# [Exercise goal]
Collect every line of the material below that contains the string "Week", and copy each one out. Only matches in the same upper and lower case count.

(Layout element notes)
** START **

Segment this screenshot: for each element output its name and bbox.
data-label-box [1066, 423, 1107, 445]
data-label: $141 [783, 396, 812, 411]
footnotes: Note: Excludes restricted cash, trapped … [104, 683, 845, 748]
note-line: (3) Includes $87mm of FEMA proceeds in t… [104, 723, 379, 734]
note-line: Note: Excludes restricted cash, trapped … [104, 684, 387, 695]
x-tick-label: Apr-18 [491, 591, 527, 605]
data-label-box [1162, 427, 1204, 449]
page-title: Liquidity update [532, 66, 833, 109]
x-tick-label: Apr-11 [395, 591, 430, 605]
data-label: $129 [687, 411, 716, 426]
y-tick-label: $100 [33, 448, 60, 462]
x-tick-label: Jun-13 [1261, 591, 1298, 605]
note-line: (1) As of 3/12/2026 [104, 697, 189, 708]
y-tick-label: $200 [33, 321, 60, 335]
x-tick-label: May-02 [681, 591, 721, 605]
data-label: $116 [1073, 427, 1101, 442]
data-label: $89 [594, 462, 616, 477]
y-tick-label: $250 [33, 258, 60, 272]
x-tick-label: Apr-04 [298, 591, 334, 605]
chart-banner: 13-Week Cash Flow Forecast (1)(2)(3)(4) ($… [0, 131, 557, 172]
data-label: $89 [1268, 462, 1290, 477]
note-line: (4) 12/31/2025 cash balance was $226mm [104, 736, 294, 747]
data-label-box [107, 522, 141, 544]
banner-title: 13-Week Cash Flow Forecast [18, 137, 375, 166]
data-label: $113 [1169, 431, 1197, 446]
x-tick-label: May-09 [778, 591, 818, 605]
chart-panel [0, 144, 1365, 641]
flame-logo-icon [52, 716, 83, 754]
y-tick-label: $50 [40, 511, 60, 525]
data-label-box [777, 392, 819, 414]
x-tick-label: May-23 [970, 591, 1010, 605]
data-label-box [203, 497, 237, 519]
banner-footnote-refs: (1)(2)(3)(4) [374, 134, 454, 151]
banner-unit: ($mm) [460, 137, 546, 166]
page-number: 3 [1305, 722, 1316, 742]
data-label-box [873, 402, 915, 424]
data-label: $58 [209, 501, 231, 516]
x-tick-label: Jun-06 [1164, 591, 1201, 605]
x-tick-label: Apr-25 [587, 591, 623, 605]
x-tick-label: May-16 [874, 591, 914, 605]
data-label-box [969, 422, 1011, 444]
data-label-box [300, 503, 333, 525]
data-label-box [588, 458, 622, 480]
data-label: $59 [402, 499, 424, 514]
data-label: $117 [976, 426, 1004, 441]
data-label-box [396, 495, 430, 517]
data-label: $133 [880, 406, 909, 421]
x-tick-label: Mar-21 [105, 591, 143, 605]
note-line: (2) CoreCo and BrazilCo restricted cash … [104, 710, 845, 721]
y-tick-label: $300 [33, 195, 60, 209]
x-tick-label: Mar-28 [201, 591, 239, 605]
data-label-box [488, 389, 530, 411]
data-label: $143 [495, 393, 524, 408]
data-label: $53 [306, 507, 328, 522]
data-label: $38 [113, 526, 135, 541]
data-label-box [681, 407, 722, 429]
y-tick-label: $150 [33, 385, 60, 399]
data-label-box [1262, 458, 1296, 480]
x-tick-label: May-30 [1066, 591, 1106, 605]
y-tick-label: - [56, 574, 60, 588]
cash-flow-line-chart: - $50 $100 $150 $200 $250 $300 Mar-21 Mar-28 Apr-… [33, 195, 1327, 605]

** END **

# [Task output]
chart-banner: 13-Week Cash Flow Forecast (1)(2)(3)(4) ($… [0, 131, 557, 172]
banner-title: 13-Week Cash Flow Forecast [18, 137, 375, 166]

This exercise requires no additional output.